SET PROBLEM: Every line that contains the word "During" should be copied.

DATA LINES:
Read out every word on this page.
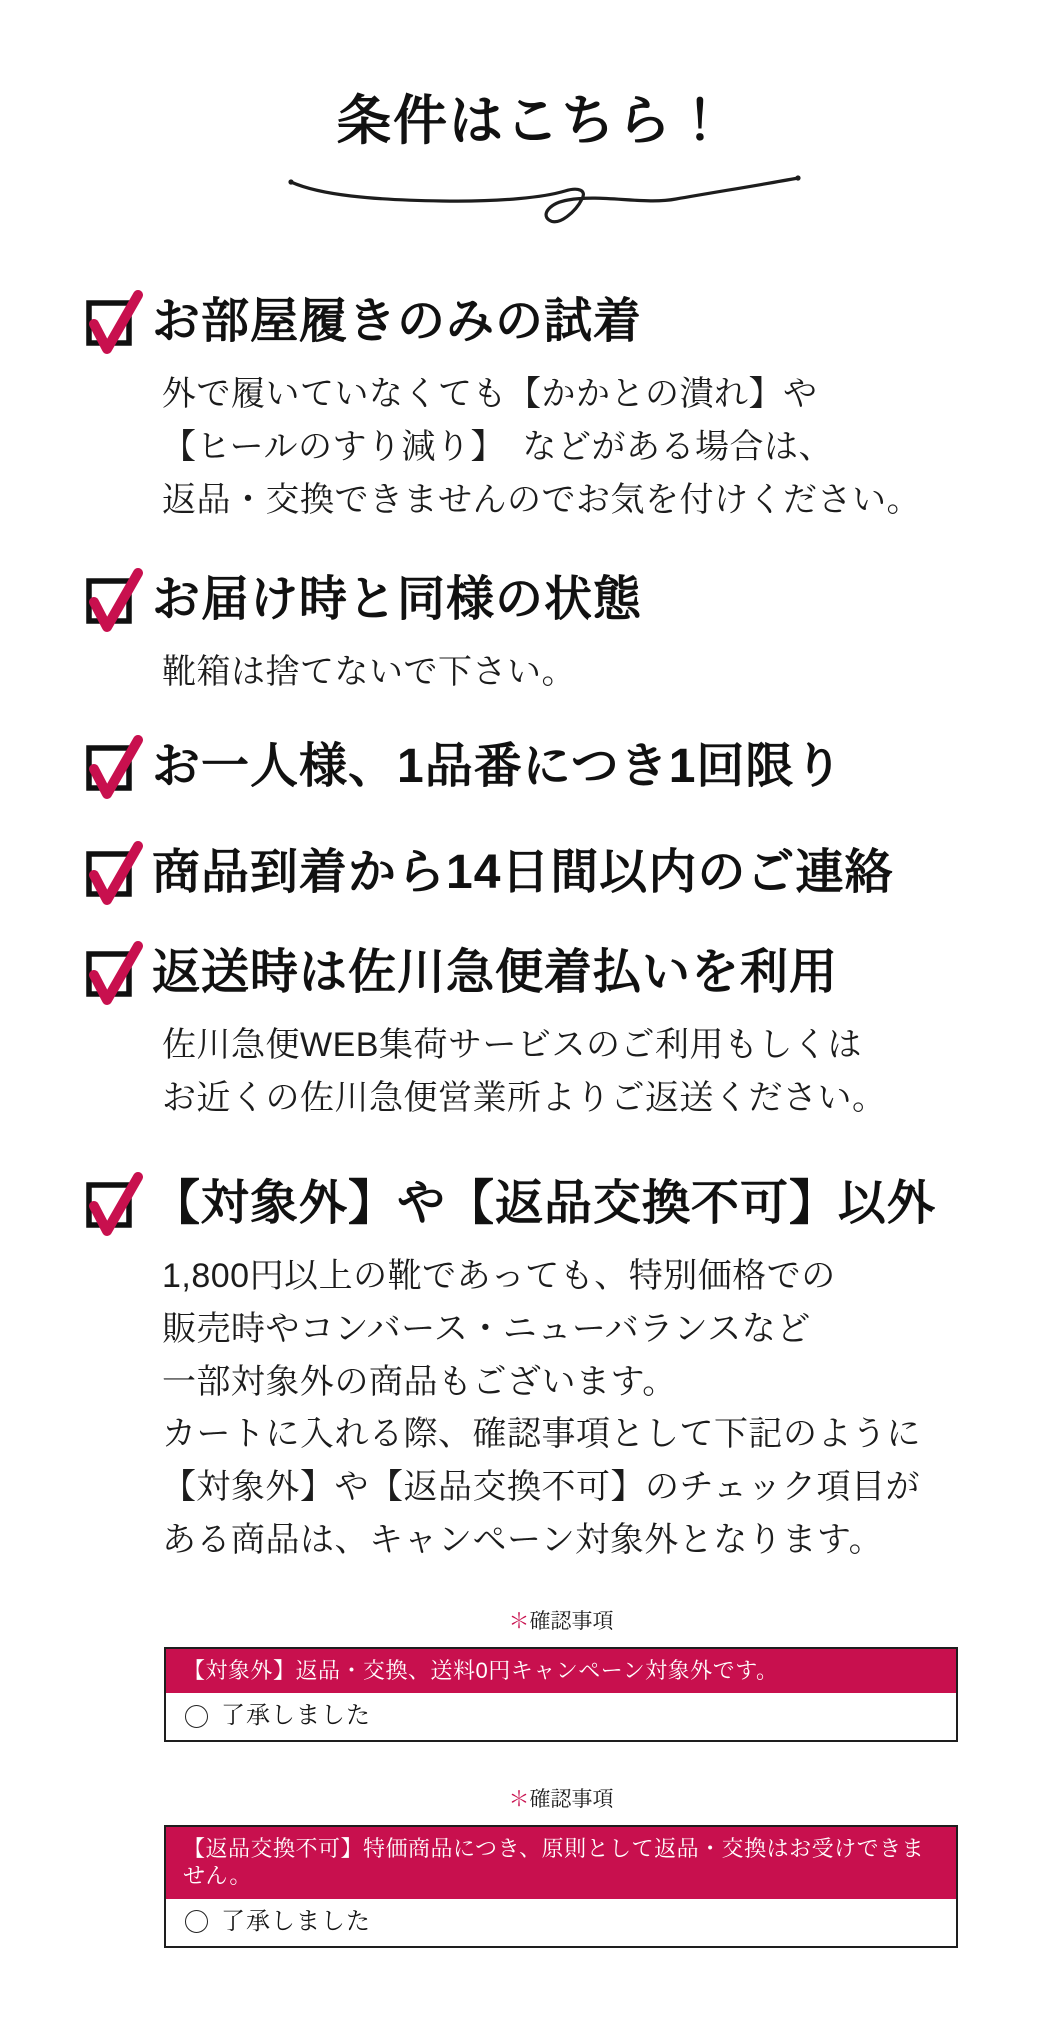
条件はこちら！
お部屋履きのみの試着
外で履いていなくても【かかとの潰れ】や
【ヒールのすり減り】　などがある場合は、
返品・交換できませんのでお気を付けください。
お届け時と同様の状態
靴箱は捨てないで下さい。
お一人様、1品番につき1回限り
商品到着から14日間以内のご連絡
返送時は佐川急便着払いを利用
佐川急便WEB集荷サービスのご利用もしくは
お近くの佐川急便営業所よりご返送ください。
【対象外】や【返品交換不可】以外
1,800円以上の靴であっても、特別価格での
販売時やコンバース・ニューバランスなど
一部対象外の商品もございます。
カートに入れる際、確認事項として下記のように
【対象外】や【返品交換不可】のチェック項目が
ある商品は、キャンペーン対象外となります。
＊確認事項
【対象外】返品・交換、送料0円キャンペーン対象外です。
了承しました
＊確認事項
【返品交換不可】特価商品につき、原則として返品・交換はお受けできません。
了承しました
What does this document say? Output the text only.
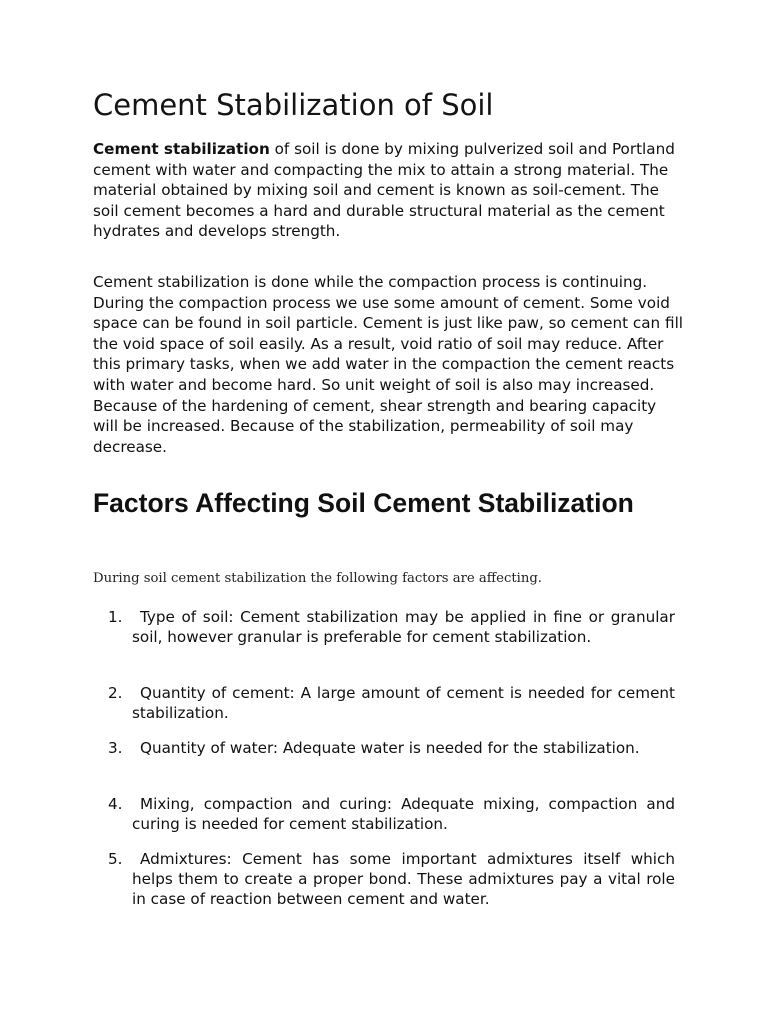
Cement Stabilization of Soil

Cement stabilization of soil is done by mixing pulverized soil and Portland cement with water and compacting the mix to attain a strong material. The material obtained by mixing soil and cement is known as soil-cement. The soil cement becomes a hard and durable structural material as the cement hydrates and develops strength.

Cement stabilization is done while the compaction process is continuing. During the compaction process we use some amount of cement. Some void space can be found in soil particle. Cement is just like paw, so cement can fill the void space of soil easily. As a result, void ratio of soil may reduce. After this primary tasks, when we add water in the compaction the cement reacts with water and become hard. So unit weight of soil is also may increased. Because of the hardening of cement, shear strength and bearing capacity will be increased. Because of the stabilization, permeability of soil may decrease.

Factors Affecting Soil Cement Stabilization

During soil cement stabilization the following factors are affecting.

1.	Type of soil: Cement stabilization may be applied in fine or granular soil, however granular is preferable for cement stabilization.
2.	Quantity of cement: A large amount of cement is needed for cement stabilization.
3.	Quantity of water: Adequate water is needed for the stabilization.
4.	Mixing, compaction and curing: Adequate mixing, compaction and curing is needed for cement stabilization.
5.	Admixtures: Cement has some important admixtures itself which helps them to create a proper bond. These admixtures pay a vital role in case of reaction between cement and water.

FINISHED ANSWER:
Cement stabilization is done while the compaction process is continuing. During the compaction process we use some amount of cement. Some void space can be found in soil particle. Cement is just like paw, so cement can fill the void space of soil easily. As a result, void ratio of soil may reduce. After this primary tasks, when we add water in the compaction the cement reacts with water and become hard. So unit weight of soil is also may increased. Because of the hardening of cement, shear strength and bearing capacity will be increased. Because of the stabilization, permeability of soil may decrease.
During soil cement stabilization the following factors are affecting.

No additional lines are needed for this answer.